## WHAT IS NEEDED
Leaving out every picture, quote the data below exactly as it appears.
==== RECORDED DATA ====
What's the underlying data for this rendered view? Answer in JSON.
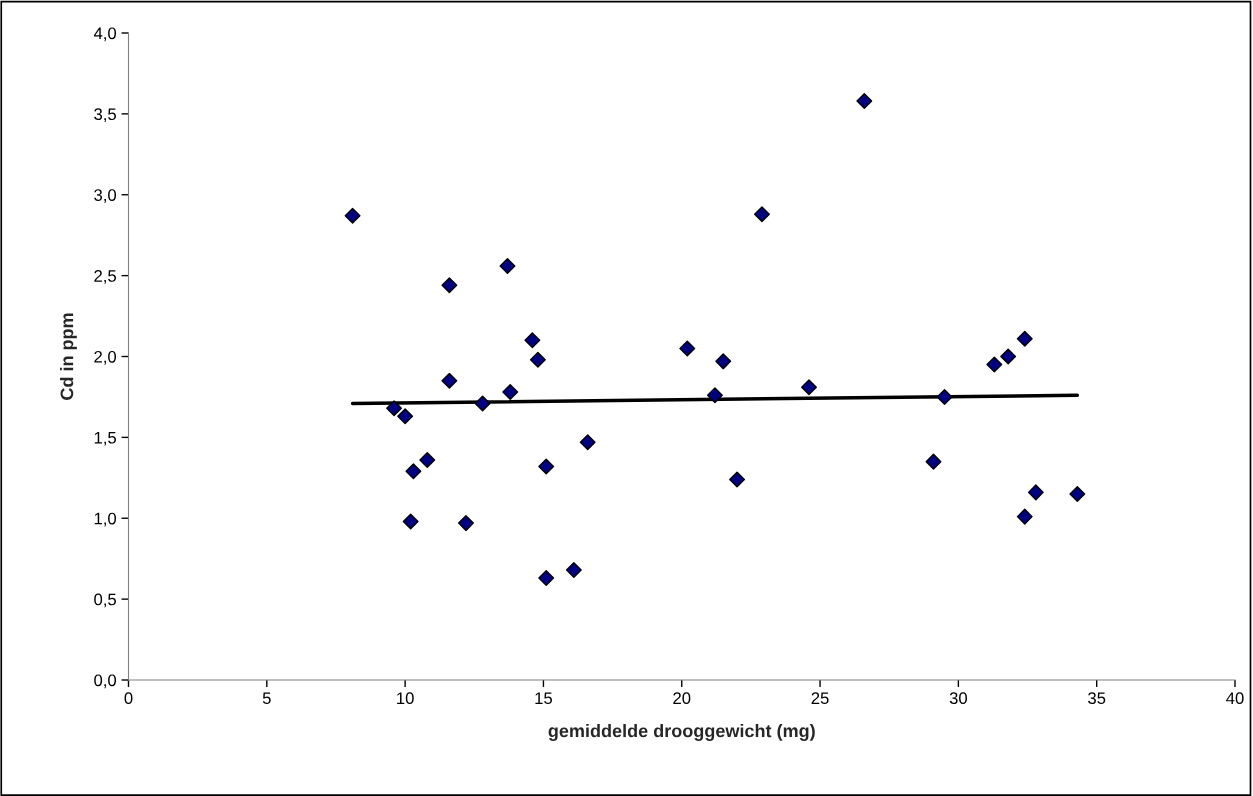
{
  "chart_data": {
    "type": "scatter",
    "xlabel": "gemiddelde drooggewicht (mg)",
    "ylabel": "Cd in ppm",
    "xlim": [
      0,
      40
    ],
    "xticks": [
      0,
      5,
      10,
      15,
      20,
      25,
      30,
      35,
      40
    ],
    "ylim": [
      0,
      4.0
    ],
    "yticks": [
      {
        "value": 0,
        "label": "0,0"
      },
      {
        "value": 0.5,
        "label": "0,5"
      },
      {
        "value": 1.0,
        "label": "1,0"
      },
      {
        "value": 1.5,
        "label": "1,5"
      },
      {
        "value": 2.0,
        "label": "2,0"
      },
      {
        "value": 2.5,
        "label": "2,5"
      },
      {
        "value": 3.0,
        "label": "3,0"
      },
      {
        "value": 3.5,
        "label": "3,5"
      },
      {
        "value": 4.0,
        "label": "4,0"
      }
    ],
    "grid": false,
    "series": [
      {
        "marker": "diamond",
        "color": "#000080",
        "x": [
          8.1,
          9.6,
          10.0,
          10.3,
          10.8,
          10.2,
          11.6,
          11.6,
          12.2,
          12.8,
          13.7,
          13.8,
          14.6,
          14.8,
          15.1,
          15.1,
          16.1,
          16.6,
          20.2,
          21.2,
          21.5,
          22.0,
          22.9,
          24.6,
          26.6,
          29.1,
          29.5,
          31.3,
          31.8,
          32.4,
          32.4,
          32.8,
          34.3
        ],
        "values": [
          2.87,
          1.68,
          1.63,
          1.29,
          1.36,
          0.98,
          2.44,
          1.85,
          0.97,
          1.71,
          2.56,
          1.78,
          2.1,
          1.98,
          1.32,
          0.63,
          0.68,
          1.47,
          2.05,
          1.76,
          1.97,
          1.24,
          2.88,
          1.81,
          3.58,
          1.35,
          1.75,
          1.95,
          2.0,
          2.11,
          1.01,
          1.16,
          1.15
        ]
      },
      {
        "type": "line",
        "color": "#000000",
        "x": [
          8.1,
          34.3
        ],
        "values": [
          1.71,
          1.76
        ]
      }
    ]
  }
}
====
## PROBLEM SOLUTION
What's the underlying data for this rendered view? Answer in JSON.
{
  "chart_data": {
    "type": "scatter",
    "xlabel": "gemiddelde drooggewicht (mg)",
    "ylabel": "Cd in ppm",
    "xlim": [
      0,
      40
    ],
    "xticks": [
      0,
      5,
      10,
      15,
      20,
      25,
      30,
      35,
      40
    ],
    "ylim": [
      0,
      4.0
    ],
    "yticks": [
      {
        "value": 0,
        "label": "0,0"
      },
      {
        "value": 0.5,
        "label": "0,5"
      },
      {
        "value": 1.0,
        "label": "1,0"
      },
      {
        "value": 1.5,
        "label": "1,5"
      },
      {
        "value": 2.0,
        "label": "2,0"
      },
      {
        "value": 2.5,
        "label": "2,5"
      },
      {
        "value": 3.0,
        "label": "3,0"
      },
      {
        "value": 3.5,
        "label": "3,5"
      },
      {
        "value": 4.0,
        "label": "4,0"
      }
    ],
    "grid": false,
    "series": [
      {
        "marker": "diamond",
        "color": "#000080",
        "x": [
          8.1,
          9.6,
          10.0,
          10.3,
          10.8,
          10.2,
          11.6,
          11.6,
          12.2,
          12.8,
          13.7,
          13.8,
          14.6,
          14.8,
          15.1,
          15.1,
          16.1,
          16.6,
          20.2,
          21.2,
          21.5,
          22.0,
          22.9,
          24.6,
          26.6,
          29.1,
          29.5,
          31.3,
          31.8,
          32.4,
          32.4,
          32.8,
          34.3
        ],
        "values": [
          2.87,
          1.68,
          1.63,
          1.29,
          1.36,
          0.98,
          2.44,
          1.85,
          0.97,
          1.71,
          2.56,
          1.78,
          2.1,
          1.98,
          1.32,
          0.63,
          0.68,
          1.47,
          2.05,
          1.76,
          1.97,
          1.24,
          2.88,
          1.81,
          3.58,
          1.35,
          1.75,
          1.95,
          2.0,
          2.11,
          1.01,
          1.16,
          1.15
        ]
      },
      {
        "type": "line",
        "color": "#000000",
        "x": [
          8.1,
          34.3
        ],
        "values": [
          1.71,
          1.76
        ]
      }
    ]
  }
}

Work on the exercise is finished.